## Set problem
Pictures stay out of your copy, but everything else in the records below must be repeated exactly.

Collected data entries
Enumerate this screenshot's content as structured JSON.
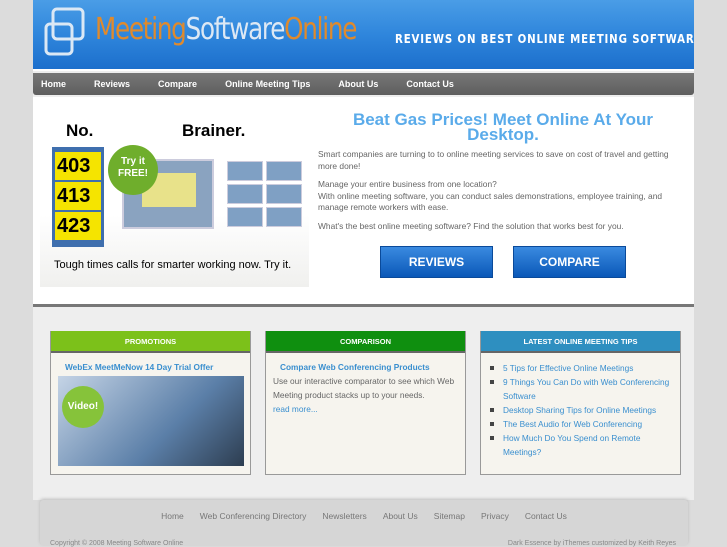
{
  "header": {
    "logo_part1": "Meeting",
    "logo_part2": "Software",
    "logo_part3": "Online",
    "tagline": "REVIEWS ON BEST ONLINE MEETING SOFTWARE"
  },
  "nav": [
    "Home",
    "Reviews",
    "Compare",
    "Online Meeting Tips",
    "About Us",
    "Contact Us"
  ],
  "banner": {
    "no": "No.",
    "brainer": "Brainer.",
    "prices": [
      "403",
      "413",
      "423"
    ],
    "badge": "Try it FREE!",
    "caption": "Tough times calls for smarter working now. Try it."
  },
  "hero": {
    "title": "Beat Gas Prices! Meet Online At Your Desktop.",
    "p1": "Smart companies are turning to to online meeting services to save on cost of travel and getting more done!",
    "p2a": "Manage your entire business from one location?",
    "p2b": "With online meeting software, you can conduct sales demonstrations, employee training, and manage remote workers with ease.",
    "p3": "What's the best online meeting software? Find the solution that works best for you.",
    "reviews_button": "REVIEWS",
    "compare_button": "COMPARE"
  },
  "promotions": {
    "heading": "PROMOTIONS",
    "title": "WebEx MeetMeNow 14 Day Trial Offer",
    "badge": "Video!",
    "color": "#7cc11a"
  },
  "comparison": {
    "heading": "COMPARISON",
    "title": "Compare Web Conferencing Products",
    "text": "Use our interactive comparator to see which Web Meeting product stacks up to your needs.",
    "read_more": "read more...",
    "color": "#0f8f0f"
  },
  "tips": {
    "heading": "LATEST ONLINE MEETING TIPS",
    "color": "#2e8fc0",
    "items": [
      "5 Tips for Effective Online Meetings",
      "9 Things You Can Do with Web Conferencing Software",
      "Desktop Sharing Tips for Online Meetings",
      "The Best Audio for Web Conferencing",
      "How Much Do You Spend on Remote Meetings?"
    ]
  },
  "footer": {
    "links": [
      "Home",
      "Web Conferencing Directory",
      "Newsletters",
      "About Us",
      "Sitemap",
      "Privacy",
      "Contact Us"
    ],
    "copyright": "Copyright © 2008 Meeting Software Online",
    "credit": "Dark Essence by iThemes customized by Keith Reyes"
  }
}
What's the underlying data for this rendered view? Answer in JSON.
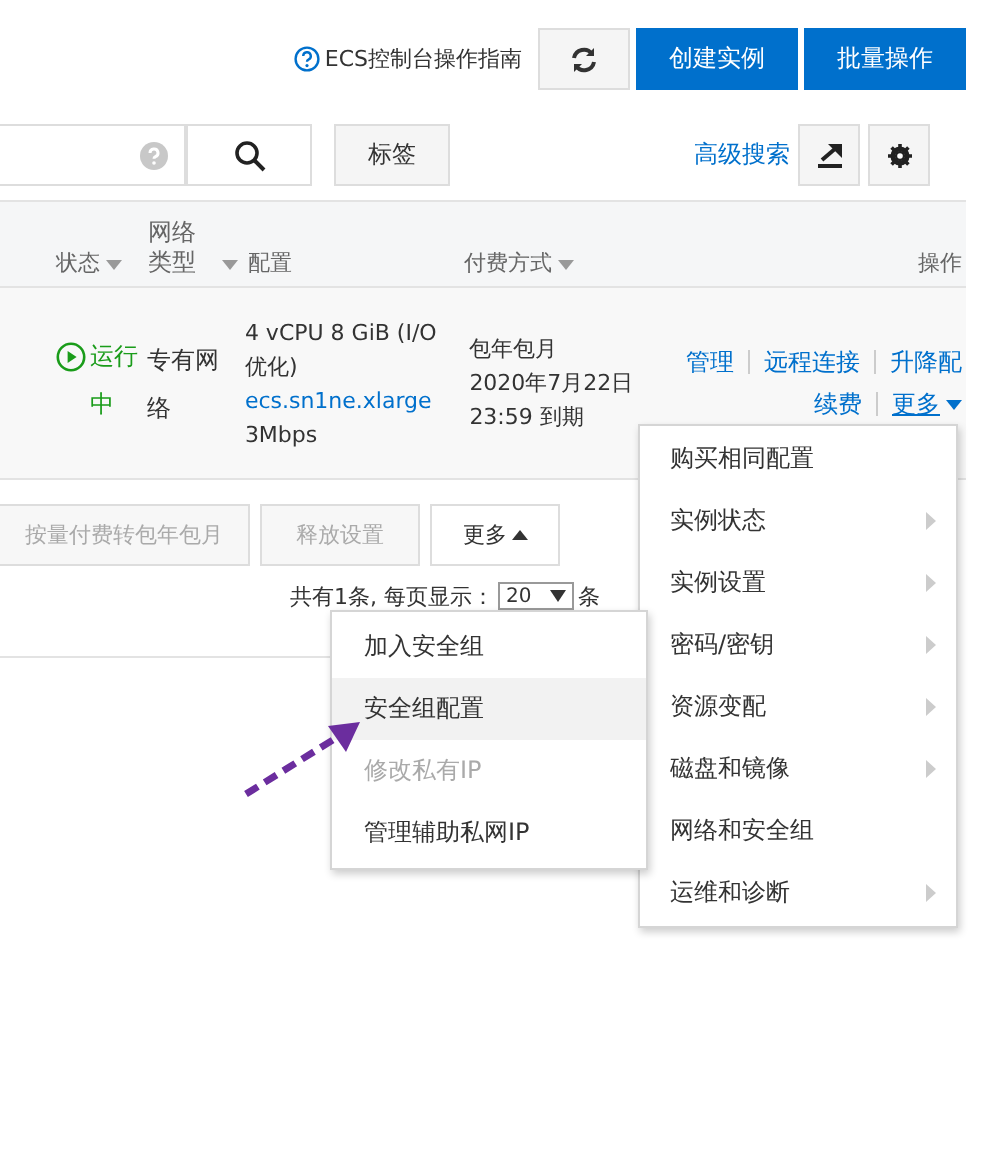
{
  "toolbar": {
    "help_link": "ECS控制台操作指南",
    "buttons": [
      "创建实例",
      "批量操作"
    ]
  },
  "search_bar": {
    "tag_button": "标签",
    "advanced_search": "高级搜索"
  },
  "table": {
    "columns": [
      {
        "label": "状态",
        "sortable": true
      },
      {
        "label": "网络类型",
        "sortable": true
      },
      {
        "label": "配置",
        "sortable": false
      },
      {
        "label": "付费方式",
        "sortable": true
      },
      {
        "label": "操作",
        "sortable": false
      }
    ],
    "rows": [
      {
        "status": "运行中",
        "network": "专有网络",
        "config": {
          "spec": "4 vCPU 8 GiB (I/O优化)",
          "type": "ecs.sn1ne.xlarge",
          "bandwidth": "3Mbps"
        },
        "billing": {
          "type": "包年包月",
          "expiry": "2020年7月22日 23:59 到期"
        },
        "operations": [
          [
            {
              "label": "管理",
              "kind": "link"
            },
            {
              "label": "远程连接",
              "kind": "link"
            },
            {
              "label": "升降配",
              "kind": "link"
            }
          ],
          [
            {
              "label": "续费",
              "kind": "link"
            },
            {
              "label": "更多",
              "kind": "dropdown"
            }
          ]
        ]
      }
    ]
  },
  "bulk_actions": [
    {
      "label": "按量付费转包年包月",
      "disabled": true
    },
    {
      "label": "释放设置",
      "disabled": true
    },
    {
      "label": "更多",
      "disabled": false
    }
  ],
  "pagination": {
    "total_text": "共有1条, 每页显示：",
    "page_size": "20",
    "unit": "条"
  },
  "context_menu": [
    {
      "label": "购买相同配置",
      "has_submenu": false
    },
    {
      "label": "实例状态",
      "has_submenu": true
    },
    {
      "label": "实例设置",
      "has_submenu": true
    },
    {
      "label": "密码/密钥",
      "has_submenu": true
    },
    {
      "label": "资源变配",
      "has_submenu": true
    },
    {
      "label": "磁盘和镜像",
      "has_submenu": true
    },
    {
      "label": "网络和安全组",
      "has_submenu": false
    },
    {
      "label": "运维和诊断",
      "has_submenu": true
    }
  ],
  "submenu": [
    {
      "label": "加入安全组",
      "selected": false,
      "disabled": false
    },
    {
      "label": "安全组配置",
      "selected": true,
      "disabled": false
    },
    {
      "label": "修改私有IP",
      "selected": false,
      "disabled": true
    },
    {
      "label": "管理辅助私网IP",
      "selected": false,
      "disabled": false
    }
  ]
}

## Output below
Enumerate this screenshot's content as structured JSON.
{
  "header": {
    "logo_part1": "Meeting",
    "logo_part2": "Software",
    "logo_part3": "Online",
    "tagline": "REVIEWS ON BEST ONLINE MEETING SOFTWARE"
  },
  "nav": [
    "Home",
    "Reviews",
    "Compare",
    "Online Meeting Tips",
    "About Us",
    "Contact Us"
  ],
  "banner": {
    "no": "No.",
    "brainer": "Brainer.",
    "prices": [
      "403",
      "413",
      "423"
    ],
    "badge": "Try it FREE!",
    "caption": "Tough times calls for smarter working now. Try it."
  },
  "hero": {
    "title": "Beat Gas Prices! Meet Online At Your Desktop.",
    "p1": "Smart companies are turning to to online meeting services to save on cost of travel and getting more done!",
    "p2a": "Manage your entire business from one location?",
    "p2b": "With online meeting software, you can conduct sales demonstrations, employee training, and manage remote workers with ease.",
    "p3": "What's the best online meeting software? Find the solution that works best for you.",
    "reviews_button": "REVIEWS",
    "compare_button": "COMPARE"
  },
  "promotions": {
    "heading": "PROMOTIONS",
    "title": "WebEx MeetMeNow 14 Day Trial Offer",
    "badge": "Video!",
    "color": "#7cc11a"
  },
  "comparison": {
    "heading": "COMPARISON",
    "title": "Compare Web Conferencing Products",
    "text": "Use our interactive comparator to see which Web Meeting product stacks up to your needs.",
    "read_more": "read more...",
    "color": "#0f8f0f"
  },
  "tips": {
    "heading": "LATEST ONLINE MEETING TIPS",
    "color": "#2e8fc0",
    "items": [
      "5 Tips for Effective Online Meetings",
      "9 Things You Can Do with Web Conferencing Software",
      "Desktop Sharing Tips for Online Meetings",
      "The Best Audio for Web Conferencing",
      "How Much Do You Spend on Remote Meetings?"
    ]
  },
  "footer": {
    "links": [
      "Home",
      "Web Conferencing Directory",
      "Newsletters",
      "About Us",
      "Sitemap",
      "Privacy",
      "Contact Us"
    ],
    "copyright": "Copyright © 2008 Meeting Software Online",
    "credit": "Dark Essence by iThemes customized by Keith Reyes"
  }
}
What's the underlying data for this rendered view? Answer in JSON.
{
  "toolbar": {
    "help_link": "ECS控制台操作指南",
    "buttons": [
      "创建实例",
      "批量操作"
    ]
  },
  "search_bar": {
    "tag_button": "标签",
    "advanced_search": "高级搜索"
  },
  "table": {
    "columns": [
      {
        "label": "状态",
        "sortable": true
      },
      {
        "label": "网络类型",
        "sortable": true
      },
      {
        "label": "配置",
        "sortable": false
      },
      {
        "label": "付费方式",
        "sortable": true
      },
      {
        "label": "操作",
        "sortable": false
      }
    ],
    "rows": [
      {
        "status": "运行中",
        "network": "专有网络",
        "config": {
          "spec": "4 vCPU 8 GiB (I/O优化)",
          "type": "ecs.sn1ne.xlarge",
          "bandwidth": "3Mbps"
        },
        "billing": {
          "type": "包年包月",
          "expiry": "2020年7月22日 23:59 到期"
        },
        "operations": [
          [
            {
              "label": "管理",
              "kind": "link"
            },
            {
              "label": "远程连接",
              "kind": "link"
            },
            {
              "label": "升降配",
              "kind": "link"
            }
          ],
          [
            {
              "label": "续费",
              "kind": "link"
            },
            {
              "label": "更多",
              "kind": "dropdown"
            }
          ]
        ]
      }
    ]
  },
  "bulk_actions": [
    {
      "label": "按量付费转包年包月",
      "disabled": true
    },
    {
      "label": "释放设置",
      "disabled": true
    },
    {
      "label": "更多",
      "disabled": false
    }
  ],
  "pagination": {
    "total_text": "共有1条, 每页显示：",
    "page_size": "20",
    "unit": "条"
  },
  "context_menu": [
    {
      "label": "购买相同配置",
      "has_submenu": false
    },
    {
      "label": "实例状态",
      "has_submenu": true
    },
    {
      "label": "实例设置",
      "has_submenu": true
    },
    {
      "label": "密码/密钥",
      "has_submenu": true
    },
    {
      "label": "资源变配",
      "has_submenu": true
    },
    {
      "label": "磁盘和镜像",
      "has_submenu": true
    },
    {
      "label": "网络和安全组",
      "has_submenu": false
    },
    {
      "label": "运维和诊断",
      "has_submenu": true
    }
  ],
  "submenu": [
    {
      "label": "加入安全组",
      "selected": false,
      "disabled": false
    },
    {
      "label": "安全组配置",
      "selected": true,
      "disabled": false
    },
    {
      "label": "修改私有IP",
      "selected": false,
      "disabled": true
    },
    {
      "label": "管理辅助私网IP",
      "selected": false,
      "disabled": false
    }
  ]
}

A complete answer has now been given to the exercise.